*Task requirements*
Scan the data below for the string "this". Copy every line where it appears.

*Supplied entries*
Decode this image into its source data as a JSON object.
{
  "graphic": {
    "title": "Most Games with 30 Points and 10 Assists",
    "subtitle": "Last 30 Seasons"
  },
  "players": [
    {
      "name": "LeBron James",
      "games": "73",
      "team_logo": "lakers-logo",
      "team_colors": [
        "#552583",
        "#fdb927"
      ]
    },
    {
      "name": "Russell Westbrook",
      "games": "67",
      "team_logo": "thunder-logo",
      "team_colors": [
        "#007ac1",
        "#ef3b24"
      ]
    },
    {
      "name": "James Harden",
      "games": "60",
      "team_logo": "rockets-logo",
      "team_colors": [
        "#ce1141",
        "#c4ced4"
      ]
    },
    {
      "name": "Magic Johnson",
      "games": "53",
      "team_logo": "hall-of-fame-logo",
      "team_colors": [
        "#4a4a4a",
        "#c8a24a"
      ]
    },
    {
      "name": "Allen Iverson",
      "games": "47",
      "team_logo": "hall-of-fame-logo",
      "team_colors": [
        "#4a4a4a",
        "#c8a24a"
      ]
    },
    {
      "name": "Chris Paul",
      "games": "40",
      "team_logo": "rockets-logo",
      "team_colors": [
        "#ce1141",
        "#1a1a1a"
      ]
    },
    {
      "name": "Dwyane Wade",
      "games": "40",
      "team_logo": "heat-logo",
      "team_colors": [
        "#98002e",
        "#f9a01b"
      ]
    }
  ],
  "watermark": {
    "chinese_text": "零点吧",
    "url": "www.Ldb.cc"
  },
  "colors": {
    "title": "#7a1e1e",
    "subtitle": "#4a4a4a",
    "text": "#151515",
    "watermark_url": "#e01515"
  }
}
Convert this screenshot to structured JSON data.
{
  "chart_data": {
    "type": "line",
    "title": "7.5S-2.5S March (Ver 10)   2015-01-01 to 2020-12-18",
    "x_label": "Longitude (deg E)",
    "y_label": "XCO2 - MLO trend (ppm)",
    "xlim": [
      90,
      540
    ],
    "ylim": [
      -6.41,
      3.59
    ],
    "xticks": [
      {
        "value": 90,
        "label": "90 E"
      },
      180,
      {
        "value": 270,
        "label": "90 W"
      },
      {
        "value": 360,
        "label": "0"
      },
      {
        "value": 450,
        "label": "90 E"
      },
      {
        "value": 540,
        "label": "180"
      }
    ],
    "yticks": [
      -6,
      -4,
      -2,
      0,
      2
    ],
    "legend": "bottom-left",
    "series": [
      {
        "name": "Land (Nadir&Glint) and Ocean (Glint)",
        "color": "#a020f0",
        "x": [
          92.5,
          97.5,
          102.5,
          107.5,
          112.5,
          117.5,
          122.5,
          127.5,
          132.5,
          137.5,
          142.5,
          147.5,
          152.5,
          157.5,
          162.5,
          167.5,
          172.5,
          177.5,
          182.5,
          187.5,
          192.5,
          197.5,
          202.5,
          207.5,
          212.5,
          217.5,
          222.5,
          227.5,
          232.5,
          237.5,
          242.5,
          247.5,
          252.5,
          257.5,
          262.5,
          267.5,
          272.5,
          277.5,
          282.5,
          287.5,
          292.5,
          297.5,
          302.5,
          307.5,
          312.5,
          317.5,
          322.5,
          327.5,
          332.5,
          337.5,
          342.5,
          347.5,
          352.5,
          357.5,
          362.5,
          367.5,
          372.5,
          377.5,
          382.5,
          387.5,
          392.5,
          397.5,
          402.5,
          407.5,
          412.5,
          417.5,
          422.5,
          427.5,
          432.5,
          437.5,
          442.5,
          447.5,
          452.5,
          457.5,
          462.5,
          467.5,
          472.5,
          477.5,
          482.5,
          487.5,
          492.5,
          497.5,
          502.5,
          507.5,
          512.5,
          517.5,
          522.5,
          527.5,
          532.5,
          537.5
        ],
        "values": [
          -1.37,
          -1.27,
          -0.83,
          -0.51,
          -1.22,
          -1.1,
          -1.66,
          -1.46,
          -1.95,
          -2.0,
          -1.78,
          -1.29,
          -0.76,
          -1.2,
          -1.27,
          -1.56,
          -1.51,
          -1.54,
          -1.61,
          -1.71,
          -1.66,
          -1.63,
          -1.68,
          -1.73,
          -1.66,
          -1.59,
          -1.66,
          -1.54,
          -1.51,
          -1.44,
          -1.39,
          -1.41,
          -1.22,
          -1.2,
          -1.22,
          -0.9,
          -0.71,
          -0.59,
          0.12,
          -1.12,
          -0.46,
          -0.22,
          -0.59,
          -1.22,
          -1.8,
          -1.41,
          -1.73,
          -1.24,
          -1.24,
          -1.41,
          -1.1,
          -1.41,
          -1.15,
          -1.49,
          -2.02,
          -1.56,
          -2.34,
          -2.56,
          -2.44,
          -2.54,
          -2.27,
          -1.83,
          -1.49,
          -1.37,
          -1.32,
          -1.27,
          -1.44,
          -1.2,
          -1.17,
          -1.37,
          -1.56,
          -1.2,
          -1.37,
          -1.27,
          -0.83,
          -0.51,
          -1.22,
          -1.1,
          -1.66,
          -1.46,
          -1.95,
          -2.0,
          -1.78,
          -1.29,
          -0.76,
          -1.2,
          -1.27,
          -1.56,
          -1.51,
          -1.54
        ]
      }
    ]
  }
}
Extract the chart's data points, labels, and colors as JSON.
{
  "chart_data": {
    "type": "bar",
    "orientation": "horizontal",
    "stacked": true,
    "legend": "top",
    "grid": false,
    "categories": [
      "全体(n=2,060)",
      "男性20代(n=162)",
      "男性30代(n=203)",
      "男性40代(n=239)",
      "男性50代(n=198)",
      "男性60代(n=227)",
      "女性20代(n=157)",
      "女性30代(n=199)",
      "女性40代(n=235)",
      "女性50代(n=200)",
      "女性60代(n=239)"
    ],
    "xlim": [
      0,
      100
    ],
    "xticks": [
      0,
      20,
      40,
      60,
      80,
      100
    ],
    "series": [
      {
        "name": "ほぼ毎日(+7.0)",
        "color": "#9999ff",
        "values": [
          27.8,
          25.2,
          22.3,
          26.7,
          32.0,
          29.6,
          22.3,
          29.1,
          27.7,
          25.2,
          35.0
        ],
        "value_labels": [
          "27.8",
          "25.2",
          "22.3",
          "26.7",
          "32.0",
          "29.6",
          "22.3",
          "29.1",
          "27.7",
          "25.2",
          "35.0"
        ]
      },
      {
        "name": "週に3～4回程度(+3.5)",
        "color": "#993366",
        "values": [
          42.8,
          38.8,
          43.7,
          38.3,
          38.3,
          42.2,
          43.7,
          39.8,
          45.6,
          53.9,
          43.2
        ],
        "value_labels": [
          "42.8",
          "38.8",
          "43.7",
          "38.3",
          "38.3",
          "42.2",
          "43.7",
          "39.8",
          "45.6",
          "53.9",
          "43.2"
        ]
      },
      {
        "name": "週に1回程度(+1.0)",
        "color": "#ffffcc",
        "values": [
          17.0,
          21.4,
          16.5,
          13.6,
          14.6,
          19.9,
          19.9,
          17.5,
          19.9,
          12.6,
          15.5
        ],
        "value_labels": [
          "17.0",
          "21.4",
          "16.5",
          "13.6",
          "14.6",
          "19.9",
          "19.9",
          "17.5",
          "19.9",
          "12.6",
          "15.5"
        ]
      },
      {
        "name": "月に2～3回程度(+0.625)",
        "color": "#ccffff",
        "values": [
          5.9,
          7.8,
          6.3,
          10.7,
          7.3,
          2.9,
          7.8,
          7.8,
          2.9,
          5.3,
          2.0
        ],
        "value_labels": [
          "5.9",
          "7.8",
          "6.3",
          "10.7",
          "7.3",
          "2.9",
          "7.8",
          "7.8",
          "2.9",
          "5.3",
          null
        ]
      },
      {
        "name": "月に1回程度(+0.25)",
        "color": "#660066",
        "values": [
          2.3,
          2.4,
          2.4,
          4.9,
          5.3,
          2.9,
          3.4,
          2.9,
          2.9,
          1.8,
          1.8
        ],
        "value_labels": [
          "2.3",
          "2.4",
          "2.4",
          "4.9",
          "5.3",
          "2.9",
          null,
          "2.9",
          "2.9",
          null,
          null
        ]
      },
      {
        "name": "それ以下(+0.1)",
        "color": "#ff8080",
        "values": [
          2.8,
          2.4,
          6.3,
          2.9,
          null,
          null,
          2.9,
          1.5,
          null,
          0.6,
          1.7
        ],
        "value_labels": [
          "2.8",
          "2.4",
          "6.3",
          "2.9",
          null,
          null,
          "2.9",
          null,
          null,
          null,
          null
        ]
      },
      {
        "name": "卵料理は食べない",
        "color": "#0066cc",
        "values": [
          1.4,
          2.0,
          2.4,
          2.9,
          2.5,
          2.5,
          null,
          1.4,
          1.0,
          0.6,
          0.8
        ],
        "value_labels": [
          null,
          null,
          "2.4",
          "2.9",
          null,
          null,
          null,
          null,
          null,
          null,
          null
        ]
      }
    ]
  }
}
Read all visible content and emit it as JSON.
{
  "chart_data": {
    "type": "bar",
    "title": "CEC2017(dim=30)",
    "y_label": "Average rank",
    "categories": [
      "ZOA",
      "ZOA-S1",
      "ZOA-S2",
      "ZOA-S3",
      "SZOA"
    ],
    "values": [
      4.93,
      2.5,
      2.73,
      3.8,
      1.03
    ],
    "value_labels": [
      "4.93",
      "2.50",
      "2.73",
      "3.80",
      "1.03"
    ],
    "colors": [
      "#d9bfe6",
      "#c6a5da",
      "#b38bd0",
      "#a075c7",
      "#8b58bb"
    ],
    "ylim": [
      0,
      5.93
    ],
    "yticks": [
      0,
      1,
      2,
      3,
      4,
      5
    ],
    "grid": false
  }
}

*Written response*
Decode this image into its source data as a JSON object.
Convert this screenshot to structured JSON data.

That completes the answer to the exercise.